GIVEN EXERCISE:
Pull out every line with the word "liquide".
────────────────────────────────────────
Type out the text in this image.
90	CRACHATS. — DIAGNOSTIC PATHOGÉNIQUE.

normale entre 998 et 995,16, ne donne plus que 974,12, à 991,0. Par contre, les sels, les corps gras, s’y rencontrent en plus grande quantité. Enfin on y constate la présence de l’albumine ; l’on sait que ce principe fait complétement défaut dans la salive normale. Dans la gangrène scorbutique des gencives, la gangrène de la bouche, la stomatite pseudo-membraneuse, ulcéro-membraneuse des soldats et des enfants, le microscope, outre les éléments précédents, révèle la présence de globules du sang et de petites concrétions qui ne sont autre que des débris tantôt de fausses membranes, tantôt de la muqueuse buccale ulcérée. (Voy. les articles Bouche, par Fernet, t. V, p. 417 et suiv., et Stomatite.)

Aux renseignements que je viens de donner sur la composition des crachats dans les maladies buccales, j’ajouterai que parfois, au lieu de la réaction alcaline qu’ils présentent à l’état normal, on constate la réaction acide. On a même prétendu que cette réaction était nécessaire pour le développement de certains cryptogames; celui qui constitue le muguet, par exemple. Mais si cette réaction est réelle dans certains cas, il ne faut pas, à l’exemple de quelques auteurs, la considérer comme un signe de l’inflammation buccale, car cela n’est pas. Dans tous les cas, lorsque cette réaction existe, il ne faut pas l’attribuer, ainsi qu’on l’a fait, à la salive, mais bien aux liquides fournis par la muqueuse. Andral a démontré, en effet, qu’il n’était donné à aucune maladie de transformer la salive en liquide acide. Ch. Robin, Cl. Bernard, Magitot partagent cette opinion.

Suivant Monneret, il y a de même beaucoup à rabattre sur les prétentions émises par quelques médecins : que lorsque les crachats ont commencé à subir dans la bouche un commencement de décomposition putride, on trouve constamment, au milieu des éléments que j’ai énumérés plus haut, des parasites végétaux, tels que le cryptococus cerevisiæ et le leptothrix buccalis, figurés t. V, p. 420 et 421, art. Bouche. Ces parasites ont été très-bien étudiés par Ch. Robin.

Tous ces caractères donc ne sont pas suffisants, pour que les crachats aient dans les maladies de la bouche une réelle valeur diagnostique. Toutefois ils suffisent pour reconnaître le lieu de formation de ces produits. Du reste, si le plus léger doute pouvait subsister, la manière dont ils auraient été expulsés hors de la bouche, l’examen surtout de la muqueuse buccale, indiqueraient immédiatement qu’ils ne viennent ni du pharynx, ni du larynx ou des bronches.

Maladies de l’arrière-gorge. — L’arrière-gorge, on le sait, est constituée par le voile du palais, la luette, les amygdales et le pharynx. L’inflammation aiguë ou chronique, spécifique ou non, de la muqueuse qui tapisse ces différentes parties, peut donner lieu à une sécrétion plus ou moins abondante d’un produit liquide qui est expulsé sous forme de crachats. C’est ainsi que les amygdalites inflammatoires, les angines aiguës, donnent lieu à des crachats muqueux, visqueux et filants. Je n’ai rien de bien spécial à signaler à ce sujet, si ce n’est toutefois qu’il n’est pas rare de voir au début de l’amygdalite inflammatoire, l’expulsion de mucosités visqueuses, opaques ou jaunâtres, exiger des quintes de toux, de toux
────────────────────────────────────────
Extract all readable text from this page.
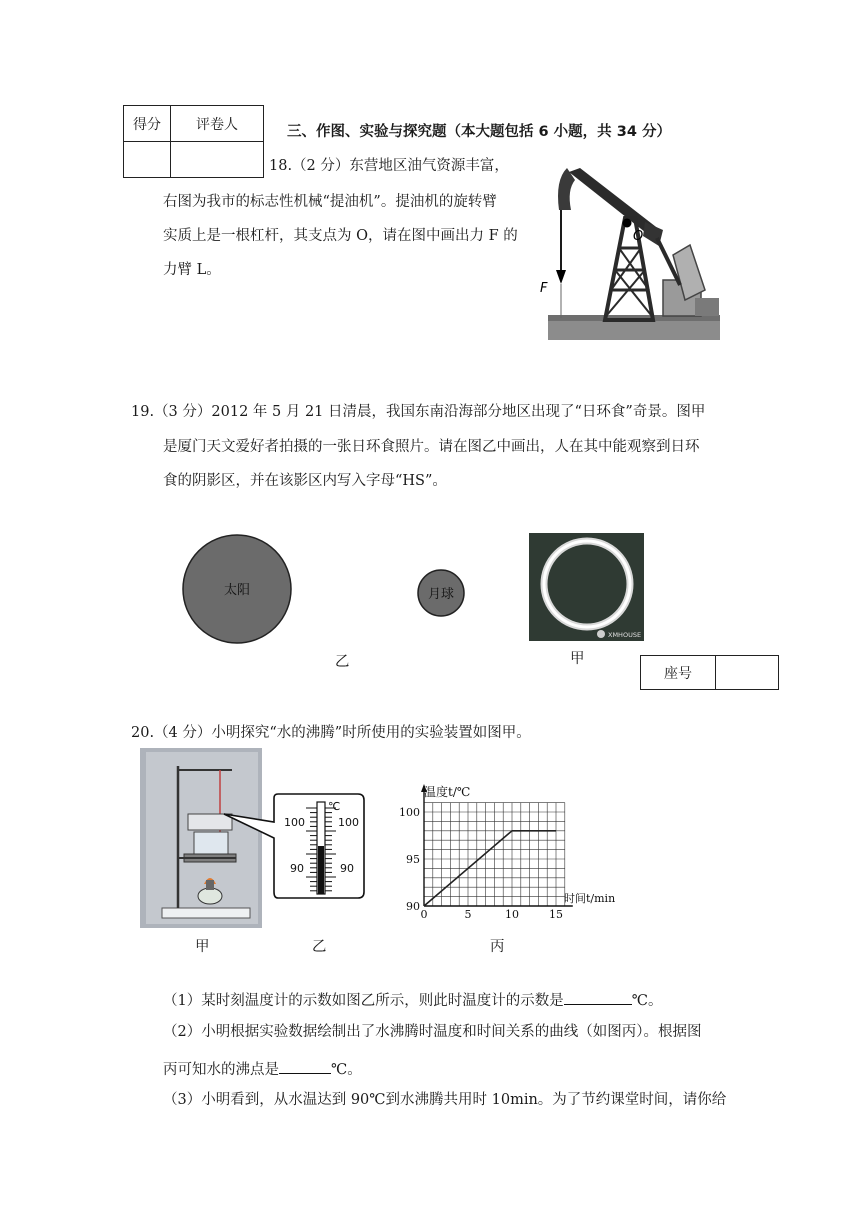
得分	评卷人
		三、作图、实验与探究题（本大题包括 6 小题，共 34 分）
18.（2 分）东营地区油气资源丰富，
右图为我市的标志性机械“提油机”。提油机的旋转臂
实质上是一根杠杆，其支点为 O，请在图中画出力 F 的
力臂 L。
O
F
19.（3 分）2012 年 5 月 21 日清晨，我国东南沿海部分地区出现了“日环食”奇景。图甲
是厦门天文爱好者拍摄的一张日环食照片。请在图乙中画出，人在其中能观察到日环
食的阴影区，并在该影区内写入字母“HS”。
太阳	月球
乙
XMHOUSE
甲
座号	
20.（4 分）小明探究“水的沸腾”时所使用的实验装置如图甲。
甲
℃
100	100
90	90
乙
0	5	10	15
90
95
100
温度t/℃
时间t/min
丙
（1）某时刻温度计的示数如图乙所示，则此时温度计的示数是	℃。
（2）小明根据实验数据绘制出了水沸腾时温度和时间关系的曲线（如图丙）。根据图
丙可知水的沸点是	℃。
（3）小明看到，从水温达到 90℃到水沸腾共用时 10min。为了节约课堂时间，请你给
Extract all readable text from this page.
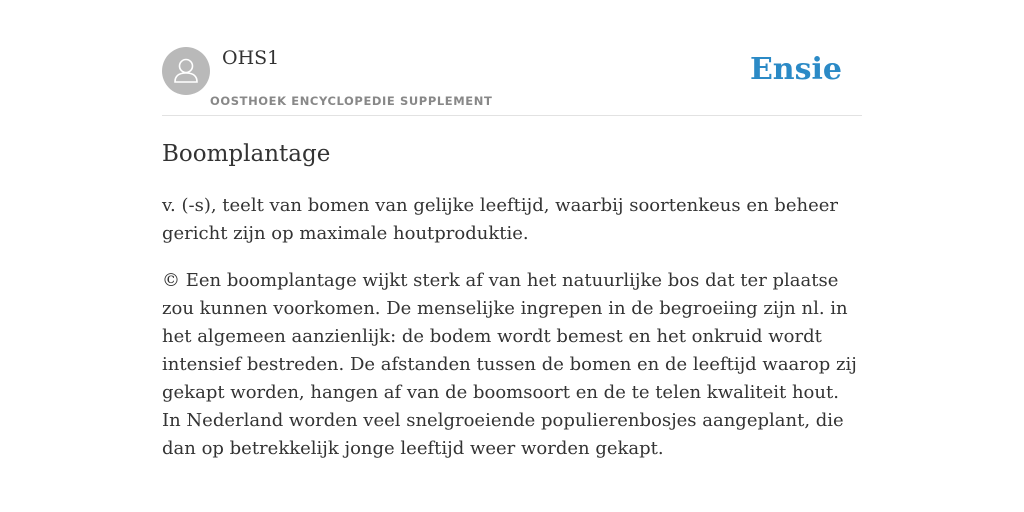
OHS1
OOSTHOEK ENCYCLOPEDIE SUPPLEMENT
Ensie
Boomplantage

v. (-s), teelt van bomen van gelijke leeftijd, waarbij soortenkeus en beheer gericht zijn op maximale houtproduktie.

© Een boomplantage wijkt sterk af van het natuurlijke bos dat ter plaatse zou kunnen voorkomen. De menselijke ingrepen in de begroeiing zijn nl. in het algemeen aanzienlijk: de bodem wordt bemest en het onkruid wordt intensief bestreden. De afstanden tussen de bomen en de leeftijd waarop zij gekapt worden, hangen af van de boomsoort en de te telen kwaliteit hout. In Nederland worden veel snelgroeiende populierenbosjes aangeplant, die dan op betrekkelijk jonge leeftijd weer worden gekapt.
────────────────────────────────────────
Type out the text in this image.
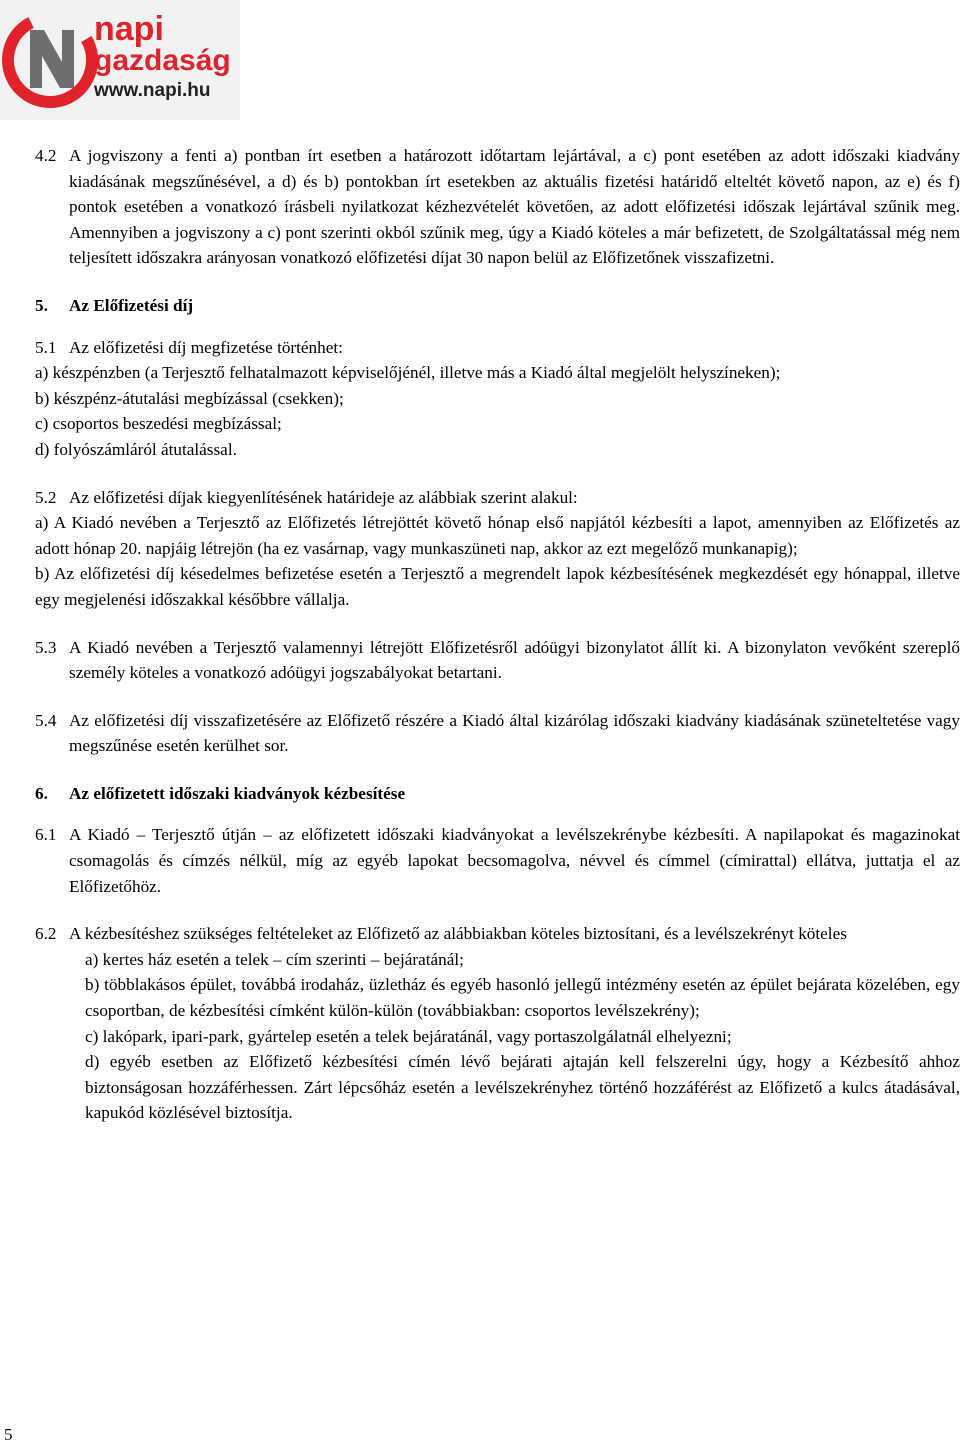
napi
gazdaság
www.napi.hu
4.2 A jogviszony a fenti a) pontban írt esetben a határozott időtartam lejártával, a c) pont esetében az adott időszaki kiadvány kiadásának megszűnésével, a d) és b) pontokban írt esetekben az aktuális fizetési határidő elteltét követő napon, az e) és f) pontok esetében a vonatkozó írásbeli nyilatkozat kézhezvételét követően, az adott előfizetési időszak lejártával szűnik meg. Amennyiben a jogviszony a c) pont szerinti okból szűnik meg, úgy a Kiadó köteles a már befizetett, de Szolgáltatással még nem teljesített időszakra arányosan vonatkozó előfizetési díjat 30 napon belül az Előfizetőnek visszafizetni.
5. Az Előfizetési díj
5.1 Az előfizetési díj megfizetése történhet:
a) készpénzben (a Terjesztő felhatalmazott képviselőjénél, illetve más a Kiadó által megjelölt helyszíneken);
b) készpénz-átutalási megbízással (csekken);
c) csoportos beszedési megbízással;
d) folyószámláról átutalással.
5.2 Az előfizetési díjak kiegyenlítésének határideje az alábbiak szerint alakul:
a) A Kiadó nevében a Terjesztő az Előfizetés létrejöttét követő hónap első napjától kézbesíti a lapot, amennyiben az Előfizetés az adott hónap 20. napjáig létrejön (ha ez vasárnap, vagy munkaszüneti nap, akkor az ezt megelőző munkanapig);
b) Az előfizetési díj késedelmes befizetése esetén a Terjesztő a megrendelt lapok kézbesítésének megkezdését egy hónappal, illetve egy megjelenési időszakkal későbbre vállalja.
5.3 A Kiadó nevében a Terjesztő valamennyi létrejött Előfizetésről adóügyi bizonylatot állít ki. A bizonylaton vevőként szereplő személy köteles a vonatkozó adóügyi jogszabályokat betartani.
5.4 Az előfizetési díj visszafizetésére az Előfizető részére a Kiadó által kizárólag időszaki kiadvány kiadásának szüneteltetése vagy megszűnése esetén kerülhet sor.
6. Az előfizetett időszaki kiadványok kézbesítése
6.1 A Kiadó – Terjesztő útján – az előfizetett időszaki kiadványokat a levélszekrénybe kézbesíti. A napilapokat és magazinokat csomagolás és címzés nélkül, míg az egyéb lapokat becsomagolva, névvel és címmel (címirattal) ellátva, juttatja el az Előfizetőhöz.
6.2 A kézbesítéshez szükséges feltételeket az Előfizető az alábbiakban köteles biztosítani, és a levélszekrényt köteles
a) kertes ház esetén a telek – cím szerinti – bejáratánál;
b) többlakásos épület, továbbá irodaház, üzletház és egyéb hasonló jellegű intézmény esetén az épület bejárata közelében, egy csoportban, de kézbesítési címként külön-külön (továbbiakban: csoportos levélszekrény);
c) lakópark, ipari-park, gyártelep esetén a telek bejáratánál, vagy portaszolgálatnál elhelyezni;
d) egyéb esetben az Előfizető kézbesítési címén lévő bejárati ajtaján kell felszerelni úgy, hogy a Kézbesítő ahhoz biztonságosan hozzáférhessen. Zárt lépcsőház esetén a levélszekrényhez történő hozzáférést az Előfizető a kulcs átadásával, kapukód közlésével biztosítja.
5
────────────────────────────────────────
RESULT OF THIS EXERCISE:
Aux renseignements que je viens de donner sur la composition des crachats dans les maladies buccales, j’ajouterai que parfois, au lieu de la réaction alcaline qu’ils présentent à l’état normal, on constate la réaction acide. On a même prétendu que cette réaction était nécessaire pour le développement de certains cryptogames; celui qui constitue le muguet, par exemple. Mais si cette réaction est réelle dans certains cas, il ne faut pas, à l’exemple de quelques auteurs, la considérer comme un signe de l’inflammation buccale, car cela n’est pas. Dans tous les cas, lorsque cette réaction existe, il ne faut pas l’attribuer, ainsi qu’on l’a fait, à la salive, mais bien aux liquides fournis par la muqueuse. Andral a démontré, en effet, qu’il n’était donné à aucune maladie de transformer la salive en liquide acide. Ch. Robin, Cl. Bernard, Magitot partagent cette opinion.
Maladies de l’arrière-gorge. — L’arrière-gorge, on le sait, est constituée par le voile du palais, la luette, les amygdales et le pharynx. L’inflammation aiguë ou chronique, spécifique ou non, de la muqueuse qui tapisse ces différentes parties, peut donner lieu à une sécrétion plus ou moins abondante d’un produit liquide qui est expulsé sous forme de crachats. C’est ainsi que les amygdalites inflammatoires, les angines aiguës, donnent lieu à des crachats muqueux, visqueux et filants. Je n’ai rien de bien spécial à signaler à ce sujet, si ce n’est toutefois qu’il n’est pas rare de voir au début de l’amygdalite inflammatoire, l’expulsion de mucosités visqueuses, opaques ou jaunâtres, exiger des quintes de toux, de toux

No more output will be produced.